▶ EXERCISE DATA:
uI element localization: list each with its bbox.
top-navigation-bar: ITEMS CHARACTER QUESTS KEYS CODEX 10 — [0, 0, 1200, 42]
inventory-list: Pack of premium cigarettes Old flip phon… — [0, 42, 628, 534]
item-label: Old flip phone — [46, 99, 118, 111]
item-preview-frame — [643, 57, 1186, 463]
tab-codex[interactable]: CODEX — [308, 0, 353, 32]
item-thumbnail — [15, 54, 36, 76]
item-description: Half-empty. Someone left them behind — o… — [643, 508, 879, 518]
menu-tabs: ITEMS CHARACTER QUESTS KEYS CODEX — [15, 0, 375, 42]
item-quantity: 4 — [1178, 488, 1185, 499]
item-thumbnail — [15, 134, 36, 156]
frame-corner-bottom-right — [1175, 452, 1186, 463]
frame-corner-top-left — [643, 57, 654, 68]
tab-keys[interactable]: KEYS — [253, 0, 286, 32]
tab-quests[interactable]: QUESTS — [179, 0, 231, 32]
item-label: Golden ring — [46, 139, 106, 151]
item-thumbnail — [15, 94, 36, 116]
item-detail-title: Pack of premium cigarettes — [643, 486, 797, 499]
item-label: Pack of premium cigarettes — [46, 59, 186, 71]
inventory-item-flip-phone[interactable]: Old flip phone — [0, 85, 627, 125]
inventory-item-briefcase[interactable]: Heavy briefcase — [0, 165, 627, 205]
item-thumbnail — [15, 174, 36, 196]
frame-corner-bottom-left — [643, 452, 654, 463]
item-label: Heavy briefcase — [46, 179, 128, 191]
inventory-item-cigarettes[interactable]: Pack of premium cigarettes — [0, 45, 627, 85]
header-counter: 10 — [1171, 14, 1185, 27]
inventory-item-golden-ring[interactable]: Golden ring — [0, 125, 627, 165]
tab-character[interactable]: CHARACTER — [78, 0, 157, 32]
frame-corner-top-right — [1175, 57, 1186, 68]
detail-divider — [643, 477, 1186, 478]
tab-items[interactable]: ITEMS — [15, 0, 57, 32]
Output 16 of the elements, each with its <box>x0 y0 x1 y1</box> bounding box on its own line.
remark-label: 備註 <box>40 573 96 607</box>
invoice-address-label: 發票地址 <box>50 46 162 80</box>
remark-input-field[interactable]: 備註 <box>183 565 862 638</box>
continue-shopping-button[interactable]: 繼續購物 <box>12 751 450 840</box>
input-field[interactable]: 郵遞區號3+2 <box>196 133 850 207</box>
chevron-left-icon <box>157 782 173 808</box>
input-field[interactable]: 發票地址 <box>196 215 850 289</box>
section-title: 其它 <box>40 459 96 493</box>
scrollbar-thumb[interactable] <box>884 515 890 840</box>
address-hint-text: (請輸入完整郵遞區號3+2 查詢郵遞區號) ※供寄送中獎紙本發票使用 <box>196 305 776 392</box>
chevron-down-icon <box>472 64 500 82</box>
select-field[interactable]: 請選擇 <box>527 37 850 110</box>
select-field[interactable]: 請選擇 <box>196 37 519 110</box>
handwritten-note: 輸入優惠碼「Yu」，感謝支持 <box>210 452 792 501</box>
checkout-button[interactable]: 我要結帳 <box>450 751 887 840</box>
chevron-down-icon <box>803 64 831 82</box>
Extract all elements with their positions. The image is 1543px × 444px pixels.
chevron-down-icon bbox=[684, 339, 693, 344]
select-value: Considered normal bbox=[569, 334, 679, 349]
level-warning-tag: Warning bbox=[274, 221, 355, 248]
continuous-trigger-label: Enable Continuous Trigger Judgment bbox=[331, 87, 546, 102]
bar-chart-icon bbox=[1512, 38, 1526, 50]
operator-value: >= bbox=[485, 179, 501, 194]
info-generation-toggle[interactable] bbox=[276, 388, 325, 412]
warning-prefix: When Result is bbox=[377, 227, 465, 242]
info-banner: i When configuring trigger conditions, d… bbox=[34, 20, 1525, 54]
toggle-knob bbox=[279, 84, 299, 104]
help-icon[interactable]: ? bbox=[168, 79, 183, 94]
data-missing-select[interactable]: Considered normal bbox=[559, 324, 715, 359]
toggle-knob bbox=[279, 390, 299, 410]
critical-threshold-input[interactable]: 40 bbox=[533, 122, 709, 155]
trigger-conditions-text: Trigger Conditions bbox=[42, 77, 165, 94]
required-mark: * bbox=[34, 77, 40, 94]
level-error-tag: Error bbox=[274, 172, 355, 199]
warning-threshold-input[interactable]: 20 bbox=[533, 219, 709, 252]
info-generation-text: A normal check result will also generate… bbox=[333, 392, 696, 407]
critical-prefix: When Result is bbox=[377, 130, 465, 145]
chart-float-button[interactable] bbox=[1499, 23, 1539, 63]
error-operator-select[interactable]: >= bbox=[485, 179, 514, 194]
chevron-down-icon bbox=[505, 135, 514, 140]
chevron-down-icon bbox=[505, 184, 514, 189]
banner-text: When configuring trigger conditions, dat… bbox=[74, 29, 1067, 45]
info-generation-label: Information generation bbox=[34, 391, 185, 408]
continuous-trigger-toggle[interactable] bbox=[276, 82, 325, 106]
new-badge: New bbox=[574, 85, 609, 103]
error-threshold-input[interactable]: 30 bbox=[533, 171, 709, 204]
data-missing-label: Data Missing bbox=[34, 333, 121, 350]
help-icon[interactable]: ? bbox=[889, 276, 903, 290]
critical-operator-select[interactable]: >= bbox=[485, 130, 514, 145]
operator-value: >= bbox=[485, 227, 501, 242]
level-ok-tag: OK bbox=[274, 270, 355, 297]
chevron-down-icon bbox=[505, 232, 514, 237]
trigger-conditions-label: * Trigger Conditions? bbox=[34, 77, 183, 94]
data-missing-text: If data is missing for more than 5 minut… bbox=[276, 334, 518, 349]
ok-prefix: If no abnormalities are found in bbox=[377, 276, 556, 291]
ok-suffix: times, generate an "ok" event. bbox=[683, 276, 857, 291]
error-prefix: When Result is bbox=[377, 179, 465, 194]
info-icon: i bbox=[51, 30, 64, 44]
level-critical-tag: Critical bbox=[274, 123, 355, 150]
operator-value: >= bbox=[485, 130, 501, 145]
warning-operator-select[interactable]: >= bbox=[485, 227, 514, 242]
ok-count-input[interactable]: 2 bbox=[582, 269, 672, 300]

▶ WRITTEN PROBLEM:
Rewrite everything from the start of the records down to and including the line containing "section-title: 其它 <box>40 459 96 493</box>" as a numbered list, leaving out any blank lines.

▶ SOLUTION FOR THIS PROBLEM:
1. uI element localization: list each with its bbox.
2. top-navigation-bar: ITEMS CHARACTER QUESTS KEYS CODEX 10 — [0, 0, 1200, 42]
3. inventory-list: Pack of premium cigarettes Old flip phon… — [0, 42, 628, 534]
4. item-label: Old flip phone — [46, 99, 118, 111]
5. item-preview-frame — [643, 57, 1186, 463]
6. tab-codex[interactable]: CODEX — [308, 0, 353, 32]
7. item-thumbnail — [15, 54, 36, 76]
8. item-description: Half-empty. Someone left them behind — o… — [643, 508, 879, 518]
9. menu-tabs: ITEMS CHARACTER QUESTS KEYS CODEX — [15, 0, 375, 42]
10. item-quantity: 4 — [1178, 488, 1185, 499]
11. item-thumbnail — [15, 134, 36, 156]
12. frame-corner-bottom-right — [1175, 452, 1186, 463]
13. frame-corner-top-left — [643, 57, 654, 68]
14. tab-keys[interactable]: KEYS — [253, 0, 286, 32]
15. tab-quests[interactable]: QUESTS — [179, 0, 231, 32]
16. item-label: Golden ring — [46, 139, 106, 151]
17. item-thumbnail — [15, 94, 36, 116]
18. item-detail-title: Pack of premium cigarettes — [643, 486, 797, 499]
19. item-label: Pack of premium cigarettes — [46, 59, 186, 71]
20. inventory-item-flip-phone[interactable]: Old flip phone — [0, 85, 627, 125]
21. inventory-item-briefcase[interactable]: Heavy briefcase — [0, 165, 627, 205]
22. item-thumbnail — [15, 174, 36, 196]
23. frame-corner-bottom-left — [643, 452, 654, 463]
24. item-label: Heavy briefcase — [46, 179, 128, 191]
25. inventory-item-cigarettes[interactable]: Pack of premium cigarettes — [0, 45, 627, 85]
26. header-counter: 10 — [1171, 14, 1185, 27]
27. inventory-item-golden-ring[interactable]: Golden ring — [0, 125, 627, 165]
28. tab-character[interactable]: CHARACTER — [78, 0, 157, 32]
29. frame-corner-top-right — [1175, 57, 1186, 68]
30. detail-divider — [643, 477, 1186, 478]
31. tab-items[interactable]: ITEMS — [15, 0, 57, 32]
32. Output 16 of the elements, each with its <box>x0 y0 x1 y1</box> bounding box on its own line.
33. remark-label: 備註 <box>40 573 96 607</box>
34. invoice-address-label: 發票地址 <box>50 46 162 80</box>
35. remark-input-field[interactable]: 備註 <box>183 565 862 638</box>
36. continue-shopping-button[interactable]: 繼續購物 <box>12 751 450 840</box>
37. input-field[interactable]: 郵遞區號3+2 <box>196 133 850 207</box>
38. chevron-left-icon <box>157 782 173 808</box>
39. input-field[interactable]: 發票地址 <box>196 215 850 289</box>
40. section-title: 其它 <box>40 459 96 493</box>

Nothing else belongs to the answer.